--- Start Source material ---

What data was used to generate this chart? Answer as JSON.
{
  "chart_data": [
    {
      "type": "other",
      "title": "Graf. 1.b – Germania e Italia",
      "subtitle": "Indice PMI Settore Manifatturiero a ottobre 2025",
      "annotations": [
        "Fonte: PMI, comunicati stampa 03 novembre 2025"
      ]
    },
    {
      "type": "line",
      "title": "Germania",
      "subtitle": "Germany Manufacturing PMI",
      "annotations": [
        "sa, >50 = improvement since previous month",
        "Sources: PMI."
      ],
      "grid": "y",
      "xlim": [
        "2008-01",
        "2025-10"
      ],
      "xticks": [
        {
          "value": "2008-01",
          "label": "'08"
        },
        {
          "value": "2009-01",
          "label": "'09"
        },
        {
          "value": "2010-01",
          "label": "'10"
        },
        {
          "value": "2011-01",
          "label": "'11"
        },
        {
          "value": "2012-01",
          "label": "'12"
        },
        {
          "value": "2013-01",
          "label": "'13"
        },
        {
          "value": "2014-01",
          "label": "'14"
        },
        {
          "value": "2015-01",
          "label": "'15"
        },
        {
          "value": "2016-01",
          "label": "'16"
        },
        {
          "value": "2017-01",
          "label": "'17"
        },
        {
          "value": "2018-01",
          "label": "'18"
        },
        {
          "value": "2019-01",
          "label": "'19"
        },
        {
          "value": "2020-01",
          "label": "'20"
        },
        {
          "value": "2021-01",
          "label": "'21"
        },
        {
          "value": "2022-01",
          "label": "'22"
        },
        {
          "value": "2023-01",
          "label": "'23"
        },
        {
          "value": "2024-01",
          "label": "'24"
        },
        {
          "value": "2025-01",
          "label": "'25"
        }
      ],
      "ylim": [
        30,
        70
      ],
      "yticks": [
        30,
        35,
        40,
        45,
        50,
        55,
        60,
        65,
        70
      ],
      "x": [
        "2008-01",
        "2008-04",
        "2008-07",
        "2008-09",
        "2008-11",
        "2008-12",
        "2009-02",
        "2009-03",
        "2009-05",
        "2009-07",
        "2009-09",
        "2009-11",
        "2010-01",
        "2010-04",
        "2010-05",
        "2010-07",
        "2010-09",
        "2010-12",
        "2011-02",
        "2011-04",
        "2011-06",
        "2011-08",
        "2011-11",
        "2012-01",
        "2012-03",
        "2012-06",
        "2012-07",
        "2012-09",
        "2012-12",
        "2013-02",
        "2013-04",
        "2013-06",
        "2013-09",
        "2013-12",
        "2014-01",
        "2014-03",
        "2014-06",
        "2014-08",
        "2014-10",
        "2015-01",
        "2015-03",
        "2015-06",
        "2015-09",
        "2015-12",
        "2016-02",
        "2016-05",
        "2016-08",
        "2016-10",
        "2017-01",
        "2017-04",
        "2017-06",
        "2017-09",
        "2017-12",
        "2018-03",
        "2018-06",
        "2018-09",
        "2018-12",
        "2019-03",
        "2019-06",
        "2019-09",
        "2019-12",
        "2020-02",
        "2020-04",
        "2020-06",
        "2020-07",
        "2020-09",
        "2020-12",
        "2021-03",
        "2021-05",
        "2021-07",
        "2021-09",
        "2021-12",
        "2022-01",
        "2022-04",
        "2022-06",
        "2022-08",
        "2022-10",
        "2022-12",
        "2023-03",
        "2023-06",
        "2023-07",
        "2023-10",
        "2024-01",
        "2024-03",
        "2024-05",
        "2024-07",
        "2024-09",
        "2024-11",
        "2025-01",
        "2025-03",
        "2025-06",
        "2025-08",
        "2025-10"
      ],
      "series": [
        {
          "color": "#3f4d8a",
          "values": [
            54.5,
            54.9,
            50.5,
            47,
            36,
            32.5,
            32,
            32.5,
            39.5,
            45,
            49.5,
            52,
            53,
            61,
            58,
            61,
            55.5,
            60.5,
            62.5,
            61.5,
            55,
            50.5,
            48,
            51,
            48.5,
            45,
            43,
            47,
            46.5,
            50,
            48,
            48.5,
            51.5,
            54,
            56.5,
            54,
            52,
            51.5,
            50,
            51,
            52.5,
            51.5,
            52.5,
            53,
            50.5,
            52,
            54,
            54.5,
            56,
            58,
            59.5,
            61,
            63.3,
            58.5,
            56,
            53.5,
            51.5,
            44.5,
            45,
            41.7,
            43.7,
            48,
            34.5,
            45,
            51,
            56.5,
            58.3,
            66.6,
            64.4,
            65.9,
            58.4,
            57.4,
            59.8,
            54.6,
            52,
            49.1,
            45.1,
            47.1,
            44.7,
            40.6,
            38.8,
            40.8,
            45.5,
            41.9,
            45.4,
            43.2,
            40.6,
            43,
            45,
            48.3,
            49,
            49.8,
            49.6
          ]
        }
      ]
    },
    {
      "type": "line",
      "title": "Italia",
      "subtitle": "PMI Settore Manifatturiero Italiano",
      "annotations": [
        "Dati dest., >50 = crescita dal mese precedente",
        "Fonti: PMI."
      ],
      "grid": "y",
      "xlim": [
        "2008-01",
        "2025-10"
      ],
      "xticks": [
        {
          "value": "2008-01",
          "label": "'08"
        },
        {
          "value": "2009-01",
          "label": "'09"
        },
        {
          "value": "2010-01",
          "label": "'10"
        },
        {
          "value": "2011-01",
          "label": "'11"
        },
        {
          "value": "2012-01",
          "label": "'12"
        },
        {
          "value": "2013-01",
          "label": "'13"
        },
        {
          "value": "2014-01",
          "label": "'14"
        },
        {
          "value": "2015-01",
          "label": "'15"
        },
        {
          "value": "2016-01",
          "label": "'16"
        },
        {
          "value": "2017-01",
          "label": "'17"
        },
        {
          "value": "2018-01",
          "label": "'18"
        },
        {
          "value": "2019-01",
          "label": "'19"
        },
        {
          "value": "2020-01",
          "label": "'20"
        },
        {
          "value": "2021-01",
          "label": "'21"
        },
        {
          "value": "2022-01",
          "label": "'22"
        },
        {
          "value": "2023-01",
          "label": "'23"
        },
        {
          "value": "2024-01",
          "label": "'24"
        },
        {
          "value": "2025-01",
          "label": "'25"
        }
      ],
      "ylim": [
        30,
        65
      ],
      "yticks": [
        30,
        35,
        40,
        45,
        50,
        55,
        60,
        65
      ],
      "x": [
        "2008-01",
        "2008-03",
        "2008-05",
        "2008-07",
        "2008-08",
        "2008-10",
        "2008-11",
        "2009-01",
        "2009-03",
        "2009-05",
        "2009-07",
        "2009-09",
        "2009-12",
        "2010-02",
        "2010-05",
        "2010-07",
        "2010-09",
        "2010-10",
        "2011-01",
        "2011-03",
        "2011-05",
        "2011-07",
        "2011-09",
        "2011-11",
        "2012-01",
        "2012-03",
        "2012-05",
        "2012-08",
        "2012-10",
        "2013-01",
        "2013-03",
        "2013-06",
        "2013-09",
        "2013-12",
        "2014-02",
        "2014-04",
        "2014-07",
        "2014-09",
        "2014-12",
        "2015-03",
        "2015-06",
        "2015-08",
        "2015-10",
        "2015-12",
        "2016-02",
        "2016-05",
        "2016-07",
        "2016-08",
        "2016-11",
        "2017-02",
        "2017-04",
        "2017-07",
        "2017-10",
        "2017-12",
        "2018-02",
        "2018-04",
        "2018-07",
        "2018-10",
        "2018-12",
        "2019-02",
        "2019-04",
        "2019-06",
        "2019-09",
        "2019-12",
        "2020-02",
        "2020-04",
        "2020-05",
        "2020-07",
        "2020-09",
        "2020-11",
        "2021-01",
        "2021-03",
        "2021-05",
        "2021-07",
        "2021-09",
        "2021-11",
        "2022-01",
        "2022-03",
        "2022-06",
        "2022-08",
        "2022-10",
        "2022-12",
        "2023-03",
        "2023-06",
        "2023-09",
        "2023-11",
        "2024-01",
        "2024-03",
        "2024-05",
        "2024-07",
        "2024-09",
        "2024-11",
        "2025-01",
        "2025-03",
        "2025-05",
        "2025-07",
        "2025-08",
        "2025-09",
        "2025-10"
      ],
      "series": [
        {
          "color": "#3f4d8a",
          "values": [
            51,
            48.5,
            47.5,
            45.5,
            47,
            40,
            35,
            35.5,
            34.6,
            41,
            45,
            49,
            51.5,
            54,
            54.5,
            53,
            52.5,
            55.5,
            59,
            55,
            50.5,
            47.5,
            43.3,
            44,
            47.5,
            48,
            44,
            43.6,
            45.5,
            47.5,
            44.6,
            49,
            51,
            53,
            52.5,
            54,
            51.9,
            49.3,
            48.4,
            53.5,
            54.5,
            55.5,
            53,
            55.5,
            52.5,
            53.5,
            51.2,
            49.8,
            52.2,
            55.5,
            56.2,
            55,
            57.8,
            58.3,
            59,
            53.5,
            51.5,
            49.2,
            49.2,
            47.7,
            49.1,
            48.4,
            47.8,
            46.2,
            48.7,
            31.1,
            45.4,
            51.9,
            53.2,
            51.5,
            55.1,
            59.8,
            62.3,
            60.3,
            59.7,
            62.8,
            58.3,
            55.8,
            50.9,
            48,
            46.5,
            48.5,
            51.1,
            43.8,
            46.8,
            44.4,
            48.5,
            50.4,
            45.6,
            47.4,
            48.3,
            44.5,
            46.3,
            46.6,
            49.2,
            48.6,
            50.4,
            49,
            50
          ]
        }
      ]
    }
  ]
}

--- End Source material ---

| Requirements |
Check each line of the entries above, and show every one holding the word "Germania".

| Problem solution |
      "title": "Graf. 1.b – Germania e Italia",
      "title": "Germania",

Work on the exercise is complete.